Description of the task: Write out the records again, exactly, leaving none out.

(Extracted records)
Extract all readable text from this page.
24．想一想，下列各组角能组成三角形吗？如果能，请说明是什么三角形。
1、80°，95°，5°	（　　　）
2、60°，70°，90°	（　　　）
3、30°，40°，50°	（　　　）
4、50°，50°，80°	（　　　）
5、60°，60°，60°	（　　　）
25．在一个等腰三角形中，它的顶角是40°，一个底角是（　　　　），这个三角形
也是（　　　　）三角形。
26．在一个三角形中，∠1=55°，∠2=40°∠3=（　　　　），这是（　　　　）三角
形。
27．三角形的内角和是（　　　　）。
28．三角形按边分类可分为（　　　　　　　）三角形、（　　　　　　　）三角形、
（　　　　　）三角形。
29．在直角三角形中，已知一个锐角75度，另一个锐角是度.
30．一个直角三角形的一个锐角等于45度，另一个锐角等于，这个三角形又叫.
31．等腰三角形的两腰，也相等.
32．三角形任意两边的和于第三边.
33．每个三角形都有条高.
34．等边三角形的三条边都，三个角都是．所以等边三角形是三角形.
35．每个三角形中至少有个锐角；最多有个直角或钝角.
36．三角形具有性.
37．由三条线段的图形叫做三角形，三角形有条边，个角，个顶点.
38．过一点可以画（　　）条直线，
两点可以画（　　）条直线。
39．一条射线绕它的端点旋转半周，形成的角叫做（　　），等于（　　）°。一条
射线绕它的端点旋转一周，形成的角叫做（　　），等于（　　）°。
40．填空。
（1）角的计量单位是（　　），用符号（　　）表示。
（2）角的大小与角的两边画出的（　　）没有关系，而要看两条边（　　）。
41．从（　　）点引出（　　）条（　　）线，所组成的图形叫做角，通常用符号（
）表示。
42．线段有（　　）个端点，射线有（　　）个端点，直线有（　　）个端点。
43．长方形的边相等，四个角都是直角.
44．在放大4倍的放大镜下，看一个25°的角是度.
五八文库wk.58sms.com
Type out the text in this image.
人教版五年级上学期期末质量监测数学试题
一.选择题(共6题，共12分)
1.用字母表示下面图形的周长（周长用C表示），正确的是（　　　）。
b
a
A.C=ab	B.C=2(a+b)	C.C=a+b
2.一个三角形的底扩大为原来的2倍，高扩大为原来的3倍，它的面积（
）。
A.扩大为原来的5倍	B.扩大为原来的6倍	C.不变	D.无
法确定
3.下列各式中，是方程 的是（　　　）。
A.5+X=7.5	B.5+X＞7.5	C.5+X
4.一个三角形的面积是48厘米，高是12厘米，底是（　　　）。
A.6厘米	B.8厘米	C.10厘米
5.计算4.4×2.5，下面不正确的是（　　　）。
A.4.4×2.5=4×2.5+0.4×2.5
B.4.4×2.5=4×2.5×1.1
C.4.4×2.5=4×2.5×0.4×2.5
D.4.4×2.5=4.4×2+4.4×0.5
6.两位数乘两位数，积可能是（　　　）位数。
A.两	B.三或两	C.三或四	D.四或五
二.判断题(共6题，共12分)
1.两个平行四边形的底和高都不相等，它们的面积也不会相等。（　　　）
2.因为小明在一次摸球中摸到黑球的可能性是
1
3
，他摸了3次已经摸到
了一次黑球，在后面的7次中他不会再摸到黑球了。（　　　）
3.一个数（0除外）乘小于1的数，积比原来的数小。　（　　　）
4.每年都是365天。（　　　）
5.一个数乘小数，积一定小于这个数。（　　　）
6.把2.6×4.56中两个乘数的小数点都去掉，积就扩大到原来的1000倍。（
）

Task output:
Extract all readable text from this page.
24．想一想，下列各组角能组成三角形吗？如果能，请说明是什么三角形。
1、80°，95°，5°	（　　　）
2、60°，70°，90°	（　　　）
3、30°，40°，50°	（　　　）
4、50°，50°，80°	（　　　）
5、60°，60°，60°	（　　　）
25．在一个等腰三角形中，它的顶角是40°，一个底角是（　　　　），这个三角形
也是（　　　　）三角形。
26．在一个三角形中，∠1=55°，∠2=40°∠3=（　　　　），这是（　　　　）三角
形。
27．三角形的内角和是（　　　　）。
28．三角形按边分类可分为（　　　　　　　）三角形、（　　　　　　　）三角形、
（　　　　　）三角形。
29．在直角三角形中，已知一个锐角75度，另一个锐角是度.
30．一个直角三角形的一个锐角等于45度，另一个锐角等于，这个三角形又叫.
31．等腰三角形的两腰，也相等.
32．三角形任意两边的和于第三边.
33．每个三角形都有条高.
34．等边三角形的三条边都，三个角都是．所以等边三角形是三角形.
35．每个三角形中至少有个锐角；最多有个直角或钝角.
36．三角形具有性.
37．由三条线段的图形叫做三角形，三角形有条边，个角，个顶点.
38．过一点可以画（　　）条直线，
两点可以画（　　）条直线。
39．一条射线绕它的端点旋转半周，形成的角叫做（　　），等于（　　）°。一条
射线绕它的端点旋转一周，形成的角叫做（　　），等于（　　）°。
40．填空。
（1）角的计量单位是（　　），用符号（　　）表示。
（2）角的大小与角的两边画出的（　　）没有关系，而要看两条边（　　）。
41．从（　　）点引出（　　）条（　　）线，所组成的图形叫做角，通常用符号（
）表示。
42．线段有（　　）个端点，射线有（　　）个端点，直线有（　　）个端点。
43．长方形的边相等，四个角都是直角.
44．在放大4倍的放大镜下，看一个25°的角是度.
五八文库wk.58sms.com
Type out the text in this image.
人教版五年级上学期期末质量监测数学试题
一.选择题(共6题，共12分)
1.用字母表示下面图形的周长（周长用C表示），正确的是（　　　）。
b
a
A.C=ab	B.C=2(a+b)	C.C=a+b
2.一个三角形的底扩大为原来的2倍，高扩大为原来的3倍，它的面积（
）。
A.扩大为原来的5倍	B.扩大为原来的6倍	C.不变	D.无
法确定
3.下列各式中，是方程 的是（　　　）。
A.5+X=7.5	B.5+X＞7.5	C.5+X
4.一个三角形的面积是48厘米，高是12厘米，底是（　　　）。
A.6厘米	B.8厘米	C.10厘米
5.计算4.4×2.5，下面不正确的是（　　　）。
A.4.4×2.5=4×2.5+0.4×2.5
B.4.4×2.5=4×2.5×1.1
C.4.4×2.5=4×2.5×0.4×2.5
D.4.4×2.5=4.4×2+4.4×0.5
6.两位数乘两位数，积可能是（　　　）位数。
A.两	B.三或两	C.三或四	D.四或五
二.判断题(共6题，共12分)
1.两个平行四边形的底和高都不相等，它们的面积也不会相等。（　　　）
2.因为小明在一次摸球中摸到黑球的可能性是
1
3
，他摸了3次已经摸到
了一次黑球，在后面的7次中他不会再摸到黑球了。（　　　）
3.一个数（0除外）乘小于1的数，积比原来的数小。　（　　　）
4.每年都是365天。（　　　）
5.一个数乘小数，积一定小于这个数。（　　　）
6.把2.6×4.56中两个乘数的小数点都去掉，积就扩大到原来的1000倍。（
）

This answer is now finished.